● Work required: Output the full listing below exactly, without the pictures.

● Excerpted data:
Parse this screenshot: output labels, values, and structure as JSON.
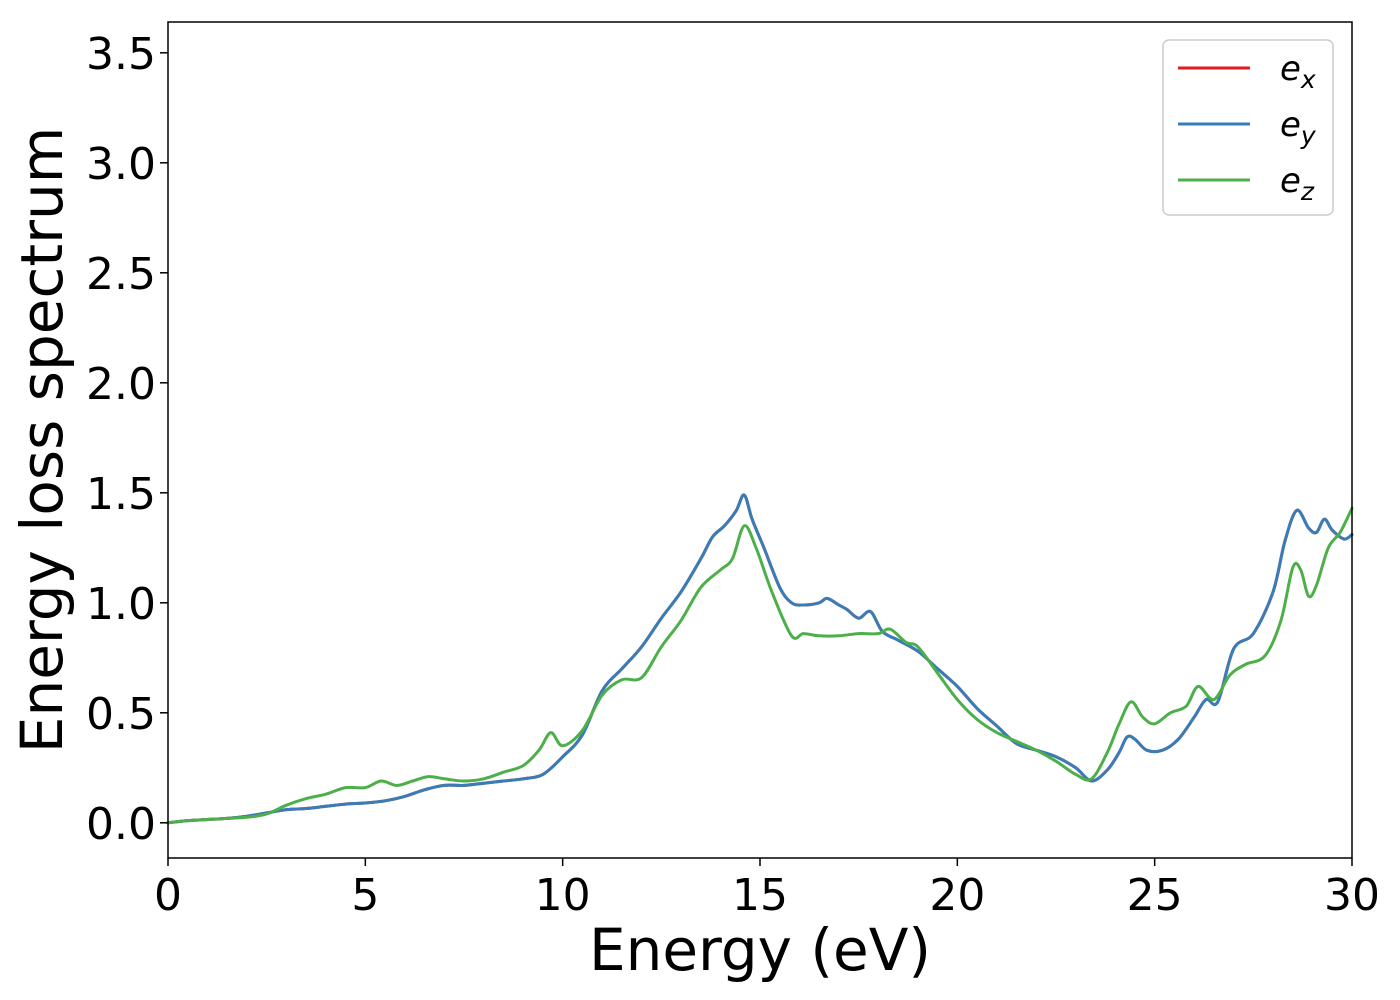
{
  "chart_data": {
    "type": "line",
    "xlabel": "Energy (eV)",
    "ylabel": "Energy loss spectrum",
    "xlim": [
      0,
      30
    ],
    "ylim": [
      -0.16,
      3.64
    ],
    "xticks": [
      0,
      5,
      10,
      15,
      20,
      25,
      30
    ],
    "xtick_labels": [
      "0",
      "5",
      "10",
      "15",
      "20",
      "25",
      "30"
    ],
    "yticks": [
      0.0,
      0.5,
      1.0,
      1.5,
      2.0,
      2.5,
      3.0,
      3.5
    ],
    "ytick_labels": [
      "0.0",
      "0.5",
      "1.0",
      "1.5",
      "2.0",
      "2.5",
      "3.0",
      "3.5"
    ],
    "grid": false,
    "legend_position": "top-right",
    "series": [
      {
        "name": "e_x",
        "label_base": "e",
        "label_sub": "x",
        "color": "#e41a1c",
        "x": [
          0,
          0.5,
          1,
          1.5,
          2,
          2.5,
          3,
          3.5,
          4,
          4.5,
          5,
          5.5,
          6,
          6.5,
          7,
          7.5,
          8,
          8.5,
          9,
          9.5,
          10,
          10.5,
          11,
          11.5,
          12,
          12.5,
          13,
          13.5,
          13.8,
          14.1,
          14.4,
          14.6,
          14.8,
          15.1,
          15.5,
          15.8,
          16.1,
          16.5,
          16.7,
          17,
          17.2,
          17.5,
          17.8,
          18.1,
          18.5,
          19,
          19.5,
          20,
          20.5,
          21,
          21.5,
          22,
          22.5,
          23,
          23.4,
          23.8,
          24.1,
          24.3,
          24.5,
          24.8,
          25.2,
          25.6,
          26,
          26.3,
          26.6,
          27,
          27.5,
          28,
          28.3,
          28.6,
          28.9,
          29.1,
          29.3,
          29.5,
          29.8,
          30
        ],
        "y": [
          0,
          0.01,
          0.015,
          0.02,
          0.03,
          0.045,
          0.06,
          0.065,
          0.075,
          0.085,
          0.09,
          0.1,
          0.12,
          0.15,
          0.17,
          0.17,
          0.18,
          0.19,
          0.2,
          0.22,
          0.3,
          0.4,
          0.6,
          0.7,
          0.8,
          0.93,
          1.05,
          1.2,
          1.3,
          1.35,
          1.42,
          1.49,
          1.38,
          1.25,
          1.07,
          1.0,
          0.99,
          1.0,
          1.02,
          0.99,
          0.97,
          0.93,
          0.96,
          0.87,
          0.83,
          0.78,
          0.7,
          0.62,
          0.52,
          0.44,
          0.36,
          0.33,
          0.3,
          0.25,
          0.19,
          0.24,
          0.32,
          0.39,
          0.38,
          0.33,
          0.33,
          0.38,
          0.48,
          0.56,
          0.55,
          0.79,
          0.86,
          1.05,
          1.28,
          1.42,
          1.34,
          1.32,
          1.38,
          1.33,
          1.29,
          1.31
        ]
      },
      {
        "name": "e_y",
        "label_base": "e",
        "label_sub": "y",
        "color": "#377eb8",
        "x": [
          0,
          0.5,
          1,
          1.5,
          2,
          2.5,
          3,
          3.5,
          4,
          4.5,
          5,
          5.5,
          6,
          6.5,
          7,
          7.5,
          8,
          8.5,
          9,
          9.5,
          10,
          10.5,
          11,
          11.5,
          12,
          12.5,
          13,
          13.5,
          13.8,
          14.1,
          14.4,
          14.6,
          14.8,
          15.1,
          15.5,
          15.8,
          16.1,
          16.5,
          16.7,
          17,
          17.2,
          17.5,
          17.8,
          18.1,
          18.5,
          19,
          19.5,
          20,
          20.5,
          21,
          21.5,
          22,
          22.5,
          23,
          23.4,
          23.8,
          24.1,
          24.3,
          24.5,
          24.8,
          25.2,
          25.6,
          26,
          26.3,
          26.6,
          27,
          27.5,
          28,
          28.3,
          28.6,
          28.9,
          29.1,
          29.3,
          29.5,
          29.8,
          30
        ],
        "y": [
          0,
          0.01,
          0.015,
          0.02,
          0.03,
          0.045,
          0.06,
          0.065,
          0.075,
          0.085,
          0.09,
          0.1,
          0.12,
          0.15,
          0.17,
          0.17,
          0.18,
          0.19,
          0.2,
          0.22,
          0.3,
          0.4,
          0.6,
          0.7,
          0.8,
          0.93,
          1.05,
          1.2,
          1.3,
          1.35,
          1.42,
          1.49,
          1.38,
          1.25,
          1.07,
          1.0,
          0.99,
          1.0,
          1.02,
          0.99,
          0.97,
          0.93,
          0.96,
          0.87,
          0.83,
          0.78,
          0.7,
          0.62,
          0.52,
          0.44,
          0.36,
          0.33,
          0.3,
          0.25,
          0.19,
          0.24,
          0.32,
          0.39,
          0.38,
          0.33,
          0.33,
          0.38,
          0.48,
          0.56,
          0.55,
          0.79,
          0.86,
          1.05,
          1.28,
          1.42,
          1.34,
          1.32,
          1.38,
          1.33,
          1.29,
          1.31
        ]
      },
      {
        "name": "e_z",
        "label_base": "e",
        "label_sub": "z",
        "color": "#4daf4a",
        "x": [
          0,
          0.5,
          1,
          1.5,
          2,
          2.5,
          3,
          3.5,
          4,
          4.5,
          5,
          5.4,
          5.8,
          6.2,
          6.6,
          7,
          7.5,
          8,
          8.5,
          9,
          9.4,
          9.7,
          10,
          10.5,
          11,
          11.5,
          12,
          12.5,
          13,
          13.5,
          14,
          14.3,
          14.6,
          14.9,
          15.3,
          15.8,
          16.1,
          16.5,
          17,
          17.5,
          18,
          18.3,
          18.7,
          19,
          19.5,
          20,
          20.5,
          21,
          21.5,
          22,
          22.5,
          23,
          23.4,
          23.8,
          24.1,
          24.4,
          24.7,
          25,
          25.4,
          25.8,
          26.1,
          26.5,
          26.9,
          27.3,
          27.8,
          28.2,
          28.5,
          28.7,
          28.9,
          29.1,
          29.4,
          29.7,
          30
        ],
        "y": [
          0,
          0.01,
          0.015,
          0.02,
          0.025,
          0.04,
          0.08,
          0.11,
          0.13,
          0.16,
          0.16,
          0.19,
          0.17,
          0.19,
          0.21,
          0.2,
          0.19,
          0.2,
          0.23,
          0.26,
          0.33,
          0.41,
          0.35,
          0.42,
          0.58,
          0.65,
          0.66,
          0.8,
          0.92,
          1.07,
          1.15,
          1.2,
          1.35,
          1.25,
          1.05,
          0.85,
          0.86,
          0.85,
          0.85,
          0.86,
          0.86,
          0.88,
          0.82,
          0.8,
          0.68,
          0.56,
          0.47,
          0.41,
          0.37,
          0.33,
          0.28,
          0.22,
          0.2,
          0.32,
          0.45,
          0.55,
          0.48,
          0.45,
          0.5,
          0.53,
          0.62,
          0.56,
          0.67,
          0.72,
          0.76,
          0.92,
          1.16,
          1.15,
          1.03,
          1.08,
          1.25,
          1.32,
          1.43
        ]
      }
    ]
  }
}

● Answer to the exercise:
Parse this screenshot: output labels, values, and structure as JSON.
{
  "chart_data": {
    "type": "line",
    "xlabel": "Energy (eV)",
    "ylabel": "Energy loss spectrum",
    "xlim": [
      0,
      30
    ],
    "ylim": [
      -0.16,
      3.64
    ],
    "xticks": [
      0,
      5,
      10,
      15,
      20,
      25,
      30
    ],
    "xtick_labels": [
      "0",
      "5",
      "10",
      "15",
      "20",
      "25",
      "30"
    ],
    "yticks": [
      0.0,
      0.5,
      1.0,
      1.5,
      2.0,
      2.5,
      3.0,
      3.5
    ],
    "ytick_labels": [
      "0.0",
      "0.5",
      "1.0",
      "1.5",
      "2.0",
      "2.5",
      "3.0",
      "3.5"
    ],
    "grid": false,
    "legend_position": "top-right",
    "series": [
      {
        "name": "e_x",
        "label_base": "e",
        "label_sub": "x",
        "color": "#e41a1c",
        "x": [
          0,
          0.5,
          1,
          1.5,
          2,
          2.5,
          3,
          3.5,
          4,
          4.5,
          5,
          5.5,
          6,
          6.5,
          7,
          7.5,
          8,
          8.5,
          9,
          9.5,
          10,
          10.5,
          11,
          11.5,
          12,
          12.5,
          13,
          13.5,
          13.8,
          14.1,
          14.4,
          14.6,
          14.8,
          15.1,
          15.5,
          15.8,
          16.1,
          16.5,
          16.7,
          17,
          17.2,
          17.5,
          17.8,
          18.1,
          18.5,
          19,
          19.5,
          20,
          20.5,
          21,
          21.5,
          22,
          22.5,
          23,
          23.4,
          23.8,
          24.1,
          24.3,
          24.5,
          24.8,
          25.2,
          25.6,
          26,
          26.3,
          26.6,
          27,
          27.5,
          28,
          28.3,
          28.6,
          28.9,
          29.1,
          29.3,
          29.5,
          29.8,
          30
        ],
        "y": [
          0,
          0.01,
          0.015,
          0.02,
          0.03,
          0.045,
          0.06,
          0.065,
          0.075,
          0.085,
          0.09,
          0.1,
          0.12,
          0.15,
          0.17,
          0.17,
          0.18,
          0.19,
          0.2,
          0.22,
          0.3,
          0.4,
          0.6,
          0.7,
          0.8,
          0.93,
          1.05,
          1.2,
          1.3,
          1.35,
          1.42,
          1.49,
          1.38,
          1.25,
          1.07,
          1.0,
          0.99,
          1.0,
          1.02,
          0.99,
          0.97,
          0.93,
          0.96,
          0.87,
          0.83,
          0.78,
          0.7,
          0.62,
          0.52,
          0.44,
          0.36,
          0.33,
          0.3,
          0.25,
          0.19,
          0.24,
          0.32,
          0.39,
          0.38,
          0.33,
          0.33,
          0.38,
          0.48,
          0.56,
          0.55,
          0.79,
          0.86,
          1.05,
          1.28,
          1.42,
          1.34,
          1.32,
          1.38,
          1.33,
          1.29,
          1.31
        ]
      },
      {
        "name": "e_y",
        "label_base": "e",
        "label_sub": "y",
        "color": "#377eb8",
        "x": [
          0,
          0.5,
          1,
          1.5,
          2,
          2.5,
          3,
          3.5,
          4,
          4.5,
          5,
          5.5,
          6,
          6.5,
          7,
          7.5,
          8,
          8.5,
          9,
          9.5,
          10,
          10.5,
          11,
          11.5,
          12,
          12.5,
          13,
          13.5,
          13.8,
          14.1,
          14.4,
          14.6,
          14.8,
          15.1,
          15.5,
          15.8,
          16.1,
          16.5,
          16.7,
          17,
          17.2,
          17.5,
          17.8,
          18.1,
          18.5,
          19,
          19.5,
          20,
          20.5,
          21,
          21.5,
          22,
          22.5,
          23,
          23.4,
          23.8,
          24.1,
          24.3,
          24.5,
          24.8,
          25.2,
          25.6,
          26,
          26.3,
          26.6,
          27,
          27.5,
          28,
          28.3,
          28.6,
          28.9,
          29.1,
          29.3,
          29.5,
          29.8,
          30
        ],
        "y": [
          0,
          0.01,
          0.015,
          0.02,
          0.03,
          0.045,
          0.06,
          0.065,
          0.075,
          0.085,
          0.09,
          0.1,
          0.12,
          0.15,
          0.17,
          0.17,
          0.18,
          0.19,
          0.2,
          0.22,
          0.3,
          0.4,
          0.6,
          0.7,
          0.8,
          0.93,
          1.05,
          1.2,
          1.3,
          1.35,
          1.42,
          1.49,
          1.38,
          1.25,
          1.07,
          1.0,
          0.99,
          1.0,
          1.02,
          0.99,
          0.97,
          0.93,
          0.96,
          0.87,
          0.83,
          0.78,
          0.7,
          0.62,
          0.52,
          0.44,
          0.36,
          0.33,
          0.3,
          0.25,
          0.19,
          0.24,
          0.32,
          0.39,
          0.38,
          0.33,
          0.33,
          0.38,
          0.48,
          0.56,
          0.55,
          0.79,
          0.86,
          1.05,
          1.28,
          1.42,
          1.34,
          1.32,
          1.38,
          1.33,
          1.29,
          1.31
        ]
      },
      {
        "name": "e_z",
        "label_base": "e",
        "label_sub": "z",
        "color": "#4daf4a",
        "x": [
          0,
          0.5,
          1,
          1.5,
          2,
          2.5,
          3,
          3.5,
          4,
          4.5,
          5,
          5.4,
          5.8,
          6.2,
          6.6,
          7,
          7.5,
          8,
          8.5,
          9,
          9.4,
          9.7,
          10,
          10.5,
          11,
          11.5,
          12,
          12.5,
          13,
          13.5,
          14,
          14.3,
          14.6,
          14.9,
          15.3,
          15.8,
          16.1,
          16.5,
          17,
          17.5,
          18,
          18.3,
          18.7,
          19,
          19.5,
          20,
          20.5,
          21,
          21.5,
          22,
          22.5,
          23,
          23.4,
          23.8,
          24.1,
          24.4,
          24.7,
          25,
          25.4,
          25.8,
          26.1,
          26.5,
          26.9,
          27.3,
          27.8,
          28.2,
          28.5,
          28.7,
          28.9,
          29.1,
          29.4,
          29.7,
          30
        ],
        "y": [
          0,
          0.01,
          0.015,
          0.02,
          0.025,
          0.04,
          0.08,
          0.11,
          0.13,
          0.16,
          0.16,
          0.19,
          0.17,
          0.19,
          0.21,
          0.2,
          0.19,
          0.2,
          0.23,
          0.26,
          0.33,
          0.41,
          0.35,
          0.42,
          0.58,
          0.65,
          0.66,
          0.8,
          0.92,
          1.07,
          1.15,
          1.2,
          1.35,
          1.25,
          1.05,
          0.85,
          0.86,
          0.85,
          0.85,
          0.86,
          0.86,
          0.88,
          0.82,
          0.8,
          0.68,
          0.56,
          0.47,
          0.41,
          0.37,
          0.33,
          0.28,
          0.22,
          0.2,
          0.32,
          0.45,
          0.55,
          0.48,
          0.45,
          0.5,
          0.53,
          0.62,
          0.56,
          0.67,
          0.72,
          0.76,
          0.92,
          1.16,
          1.15,
          1.03,
          1.08,
          1.25,
          1.32,
          1.43
        ]
      }
    ]
  }
}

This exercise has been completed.